What is required
All entries must be repeated exactly; do not include the pictures.

Provided data
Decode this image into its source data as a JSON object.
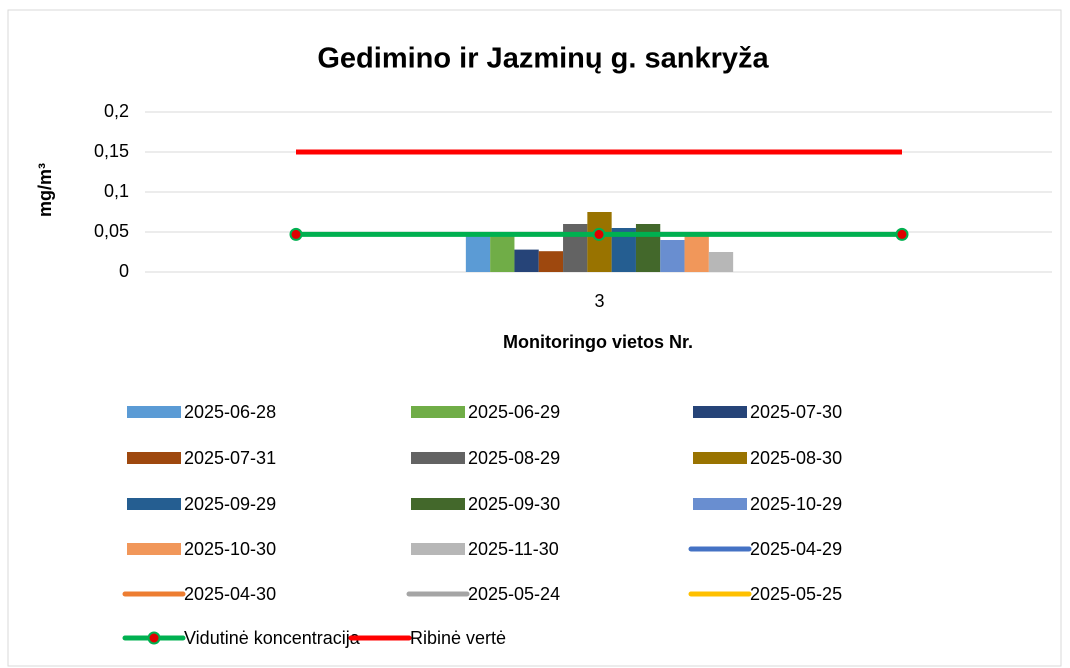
{
  "chart_data": {
    "type": "bar",
    "title": "Gedimino ir Jazminų g. sankryža",
    "y_label": "mg/m³",
    "x_label": "Monitoringo vietos Nr.",
    "categories": [
      "3"
    ],
    "ylim": [
      0,
      0.2
    ],
    "yticks": [
      0,
      {
        "value": 0.05,
        "label": "0,05"
      },
      {
        "value": 0.1,
        "label": "0,1"
      },
      {
        "value": 0.15,
        "label": "0,15"
      },
      {
        "value": 0.2,
        "label": "0,2"
      }
    ],
    "grid": true,
    "series": [
      {
        "name": "2025-06-28",
        "color": "#5b9bd5",
        "values": [
          0.045
        ]
      },
      {
        "name": "2025-06-29",
        "color": "#70ad47",
        "values": [
          0.05
        ]
      },
      {
        "name": "2025-07-30",
        "color": "#264478",
        "values": [
          0.028
        ]
      },
      {
        "name": "2025-07-31",
        "color": "#9e480e",
        "values": [
          0.026
        ]
      },
      {
        "name": "2025-08-29",
        "color": "#636363",
        "values": [
          0.06
        ]
      },
      {
        "name": "2025-08-30",
        "color": "#997300",
        "values": [
          0.075
        ]
      },
      {
        "name": "2025-09-29",
        "color": "#255e91",
        "values": [
          0.055
        ]
      },
      {
        "name": "2025-09-30",
        "color": "#43682b",
        "values": [
          0.06
        ]
      },
      {
        "name": "2025-10-29",
        "color": "#698ed0",
        "values": [
          0.04
        ]
      },
      {
        "name": "2025-10-30",
        "color": "#f1975a",
        "values": [
          0.045
        ]
      },
      {
        "name": "2025-11-30",
        "color": "#b7b7b7",
        "values": [
          0.025
        ]
      }
    ],
    "line_series": [
      {
        "name": "2025-04-29",
        "color": "#4472c4",
        "values": [
          null
        ]
      },
      {
        "name": "2025-04-30",
        "color": "#ed7d31",
        "values": [
          null
        ]
      },
      {
        "name": "2025-05-24",
        "color": "#a5a5a5",
        "values": [
          null
        ]
      },
      {
        "name": "2025-05-25",
        "color": "#ffc000",
        "values": [
          null
        ]
      },
      {
        "name": "Vidutinė koncentracija",
        "color": "#00b050",
        "marker": true,
        "values": [
          0.047,
          0.047,
          0.047
        ]
      },
      {
        "name": "Ribinė vertė",
        "color": "#ff0000",
        "values": [
          0.15,
          0.15,
          0.15
        ]
      }
    ]
  }
}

Answer for this exercise
Decode this image into its source data as a JSON object.
{
  "chart_data": {
    "type": "bar",
    "title": "Gedimino ir Jazminų g. sankryža",
    "y_label": "mg/m³",
    "x_label": "Monitoringo vietos Nr.",
    "categories": [
      "3"
    ],
    "ylim": [
      0,
      0.2
    ],
    "yticks": [
      0,
      {
        "value": 0.05,
        "label": "0,05"
      },
      {
        "value": 0.1,
        "label": "0,1"
      },
      {
        "value": 0.15,
        "label": "0,15"
      },
      {
        "value": 0.2,
        "label": "0,2"
      }
    ],
    "grid": true,
    "series": [
      {
        "name": "2025-06-28",
        "color": "#5b9bd5",
        "values": [
          0.045
        ]
      },
      {
        "name": "2025-06-29",
        "color": "#70ad47",
        "values": [
          0.05
        ]
      },
      {
        "name": "2025-07-30",
        "color": "#264478",
        "values": [
          0.028
        ]
      },
      {
        "name": "2025-07-31",
        "color": "#9e480e",
        "values": [
          0.026
        ]
      },
      {
        "name": "2025-08-29",
        "color": "#636363",
        "values": [
          0.06
        ]
      },
      {
        "name": "2025-08-30",
        "color": "#997300",
        "values": [
          0.075
        ]
      },
      {
        "name": "2025-09-29",
        "color": "#255e91",
        "values": [
          0.055
        ]
      },
      {
        "name": "2025-09-30",
        "color": "#43682b",
        "values": [
          0.06
        ]
      },
      {
        "name": "2025-10-29",
        "color": "#698ed0",
        "values": [
          0.04
        ]
      },
      {
        "name": "2025-10-30",
        "color": "#f1975a",
        "values": [
          0.045
        ]
      },
      {
        "name": "2025-11-30",
        "color": "#b7b7b7",
        "values": [
          0.025
        ]
      }
    ],
    "line_series": [
      {
        "name": "2025-04-29",
        "color": "#4472c4",
        "values": [
          null
        ]
      },
      {
        "name": "2025-04-30",
        "color": "#ed7d31",
        "values": [
          null
        ]
      },
      {
        "name": "2025-05-24",
        "color": "#a5a5a5",
        "values": [
          null
        ]
      },
      {
        "name": "2025-05-25",
        "color": "#ffc000",
        "values": [
          null
        ]
      },
      {
        "name": "Vidutinė koncentracija",
        "color": "#00b050",
        "marker": true,
        "values": [
          0.047,
          0.047,
          0.047
        ]
      },
      {
        "name": "Ribinė vertė",
        "color": "#ff0000",
        "values": [
          0.15,
          0.15,
          0.15
        ]
      }
    ]
  }
}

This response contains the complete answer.